═══ Data provided
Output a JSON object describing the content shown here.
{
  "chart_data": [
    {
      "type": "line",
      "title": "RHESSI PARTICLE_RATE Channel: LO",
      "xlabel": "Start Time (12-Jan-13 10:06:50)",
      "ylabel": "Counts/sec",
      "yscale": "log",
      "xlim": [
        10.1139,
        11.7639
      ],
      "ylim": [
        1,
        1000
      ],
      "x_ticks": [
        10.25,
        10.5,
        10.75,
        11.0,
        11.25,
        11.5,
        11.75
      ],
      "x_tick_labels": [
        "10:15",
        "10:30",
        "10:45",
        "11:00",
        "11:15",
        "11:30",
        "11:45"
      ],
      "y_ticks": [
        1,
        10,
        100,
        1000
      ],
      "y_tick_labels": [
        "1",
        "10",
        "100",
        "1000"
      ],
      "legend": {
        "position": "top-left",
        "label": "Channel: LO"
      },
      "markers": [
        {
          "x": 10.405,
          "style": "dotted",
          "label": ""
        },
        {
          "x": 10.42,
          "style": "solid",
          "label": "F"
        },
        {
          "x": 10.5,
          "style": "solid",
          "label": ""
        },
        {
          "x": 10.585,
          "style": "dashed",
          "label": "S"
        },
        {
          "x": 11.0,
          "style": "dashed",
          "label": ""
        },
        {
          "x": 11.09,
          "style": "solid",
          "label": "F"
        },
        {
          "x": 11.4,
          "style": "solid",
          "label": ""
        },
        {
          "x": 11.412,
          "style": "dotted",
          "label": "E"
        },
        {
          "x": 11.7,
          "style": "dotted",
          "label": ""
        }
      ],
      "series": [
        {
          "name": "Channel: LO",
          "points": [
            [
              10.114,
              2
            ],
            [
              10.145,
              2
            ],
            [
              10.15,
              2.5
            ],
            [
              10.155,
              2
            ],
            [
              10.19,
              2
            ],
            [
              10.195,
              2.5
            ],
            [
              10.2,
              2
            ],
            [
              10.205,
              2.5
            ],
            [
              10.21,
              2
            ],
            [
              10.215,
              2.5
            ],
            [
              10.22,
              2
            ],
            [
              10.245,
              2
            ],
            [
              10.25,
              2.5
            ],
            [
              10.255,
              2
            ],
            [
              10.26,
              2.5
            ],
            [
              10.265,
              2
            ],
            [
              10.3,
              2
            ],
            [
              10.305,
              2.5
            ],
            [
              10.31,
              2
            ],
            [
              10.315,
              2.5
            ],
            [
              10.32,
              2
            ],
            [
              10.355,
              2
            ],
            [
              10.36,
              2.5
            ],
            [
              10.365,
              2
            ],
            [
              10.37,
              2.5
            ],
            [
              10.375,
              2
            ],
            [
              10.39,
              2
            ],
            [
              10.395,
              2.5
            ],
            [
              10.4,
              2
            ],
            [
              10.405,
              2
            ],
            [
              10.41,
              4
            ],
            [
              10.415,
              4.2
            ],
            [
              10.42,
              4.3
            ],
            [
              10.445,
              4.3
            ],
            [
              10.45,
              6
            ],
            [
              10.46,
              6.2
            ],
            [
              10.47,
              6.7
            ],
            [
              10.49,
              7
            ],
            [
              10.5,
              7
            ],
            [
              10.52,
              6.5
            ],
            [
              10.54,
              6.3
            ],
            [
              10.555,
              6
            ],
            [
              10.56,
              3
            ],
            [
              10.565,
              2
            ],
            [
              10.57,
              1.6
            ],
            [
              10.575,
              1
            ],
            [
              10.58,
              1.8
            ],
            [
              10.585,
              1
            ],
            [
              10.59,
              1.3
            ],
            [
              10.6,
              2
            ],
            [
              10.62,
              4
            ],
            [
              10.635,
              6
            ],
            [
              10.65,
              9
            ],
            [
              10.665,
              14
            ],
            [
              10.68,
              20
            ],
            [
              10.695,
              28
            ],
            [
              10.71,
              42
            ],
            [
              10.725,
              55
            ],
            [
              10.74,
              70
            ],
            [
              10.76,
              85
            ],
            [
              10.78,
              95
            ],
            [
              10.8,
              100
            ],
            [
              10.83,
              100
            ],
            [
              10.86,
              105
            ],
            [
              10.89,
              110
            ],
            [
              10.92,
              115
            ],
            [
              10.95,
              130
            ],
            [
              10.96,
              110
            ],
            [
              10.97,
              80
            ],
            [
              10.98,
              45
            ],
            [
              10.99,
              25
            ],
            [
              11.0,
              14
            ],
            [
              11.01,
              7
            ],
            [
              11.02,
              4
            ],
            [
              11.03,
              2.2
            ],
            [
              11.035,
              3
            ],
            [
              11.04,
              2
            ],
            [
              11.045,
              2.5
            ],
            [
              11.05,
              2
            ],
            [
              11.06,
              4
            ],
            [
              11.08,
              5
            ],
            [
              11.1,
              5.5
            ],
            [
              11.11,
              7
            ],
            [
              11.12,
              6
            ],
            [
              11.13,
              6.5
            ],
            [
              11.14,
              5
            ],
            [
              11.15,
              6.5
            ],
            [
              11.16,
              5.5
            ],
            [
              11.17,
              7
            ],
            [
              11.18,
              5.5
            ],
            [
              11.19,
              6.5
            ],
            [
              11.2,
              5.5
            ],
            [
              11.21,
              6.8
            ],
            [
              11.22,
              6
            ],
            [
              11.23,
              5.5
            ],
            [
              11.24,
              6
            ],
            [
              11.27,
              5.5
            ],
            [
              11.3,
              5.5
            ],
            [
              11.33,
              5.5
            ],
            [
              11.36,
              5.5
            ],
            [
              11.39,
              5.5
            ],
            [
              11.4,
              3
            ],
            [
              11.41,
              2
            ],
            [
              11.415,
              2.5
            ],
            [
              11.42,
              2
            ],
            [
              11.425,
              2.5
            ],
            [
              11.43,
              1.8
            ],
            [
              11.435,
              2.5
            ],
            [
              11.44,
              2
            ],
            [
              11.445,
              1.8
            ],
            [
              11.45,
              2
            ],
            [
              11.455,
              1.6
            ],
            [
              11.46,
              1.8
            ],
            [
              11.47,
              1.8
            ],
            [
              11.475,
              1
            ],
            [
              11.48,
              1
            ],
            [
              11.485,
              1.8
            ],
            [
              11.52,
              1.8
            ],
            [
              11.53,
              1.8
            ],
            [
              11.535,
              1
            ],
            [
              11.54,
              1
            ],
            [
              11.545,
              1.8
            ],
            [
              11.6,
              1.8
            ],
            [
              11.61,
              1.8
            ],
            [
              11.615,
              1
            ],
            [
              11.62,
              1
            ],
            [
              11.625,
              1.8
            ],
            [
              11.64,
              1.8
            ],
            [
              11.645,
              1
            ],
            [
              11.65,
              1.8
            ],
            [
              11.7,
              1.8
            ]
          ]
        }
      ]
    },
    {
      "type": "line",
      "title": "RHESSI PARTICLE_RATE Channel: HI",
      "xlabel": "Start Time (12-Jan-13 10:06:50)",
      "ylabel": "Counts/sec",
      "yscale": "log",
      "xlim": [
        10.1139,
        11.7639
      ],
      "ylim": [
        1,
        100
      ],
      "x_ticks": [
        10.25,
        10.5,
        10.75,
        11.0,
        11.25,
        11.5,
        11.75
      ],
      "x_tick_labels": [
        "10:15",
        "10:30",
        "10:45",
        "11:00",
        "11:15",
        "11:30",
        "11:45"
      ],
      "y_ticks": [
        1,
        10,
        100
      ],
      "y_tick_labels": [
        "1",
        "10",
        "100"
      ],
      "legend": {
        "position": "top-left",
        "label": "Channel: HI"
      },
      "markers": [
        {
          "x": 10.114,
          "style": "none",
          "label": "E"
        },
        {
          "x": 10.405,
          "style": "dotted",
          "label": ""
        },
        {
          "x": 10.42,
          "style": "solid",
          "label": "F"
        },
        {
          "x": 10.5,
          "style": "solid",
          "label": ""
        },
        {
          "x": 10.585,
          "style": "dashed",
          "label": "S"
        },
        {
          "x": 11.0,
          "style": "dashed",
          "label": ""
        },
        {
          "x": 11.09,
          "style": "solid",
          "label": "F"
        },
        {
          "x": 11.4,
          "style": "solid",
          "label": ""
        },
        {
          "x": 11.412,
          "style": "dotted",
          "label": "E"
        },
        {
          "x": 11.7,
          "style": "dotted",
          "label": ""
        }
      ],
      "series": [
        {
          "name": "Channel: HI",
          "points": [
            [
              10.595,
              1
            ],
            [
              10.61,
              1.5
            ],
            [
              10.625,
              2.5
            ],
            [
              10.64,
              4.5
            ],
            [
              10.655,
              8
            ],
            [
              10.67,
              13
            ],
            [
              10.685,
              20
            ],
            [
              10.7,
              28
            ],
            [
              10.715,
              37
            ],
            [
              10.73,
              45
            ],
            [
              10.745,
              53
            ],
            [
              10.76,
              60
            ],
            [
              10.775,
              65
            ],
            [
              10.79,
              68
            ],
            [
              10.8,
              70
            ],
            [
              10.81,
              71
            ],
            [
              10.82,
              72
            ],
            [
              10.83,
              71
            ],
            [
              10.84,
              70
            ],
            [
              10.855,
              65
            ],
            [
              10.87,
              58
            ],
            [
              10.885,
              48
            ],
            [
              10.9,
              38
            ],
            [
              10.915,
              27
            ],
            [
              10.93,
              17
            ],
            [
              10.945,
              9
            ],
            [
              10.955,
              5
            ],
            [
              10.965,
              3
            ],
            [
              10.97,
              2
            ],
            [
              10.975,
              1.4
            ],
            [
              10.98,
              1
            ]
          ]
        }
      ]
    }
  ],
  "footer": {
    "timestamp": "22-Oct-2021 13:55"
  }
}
══════
◆ Required task: Tell how many lines of the data above hold the string "Channel". Give only the number.

◆ Answer in full: 6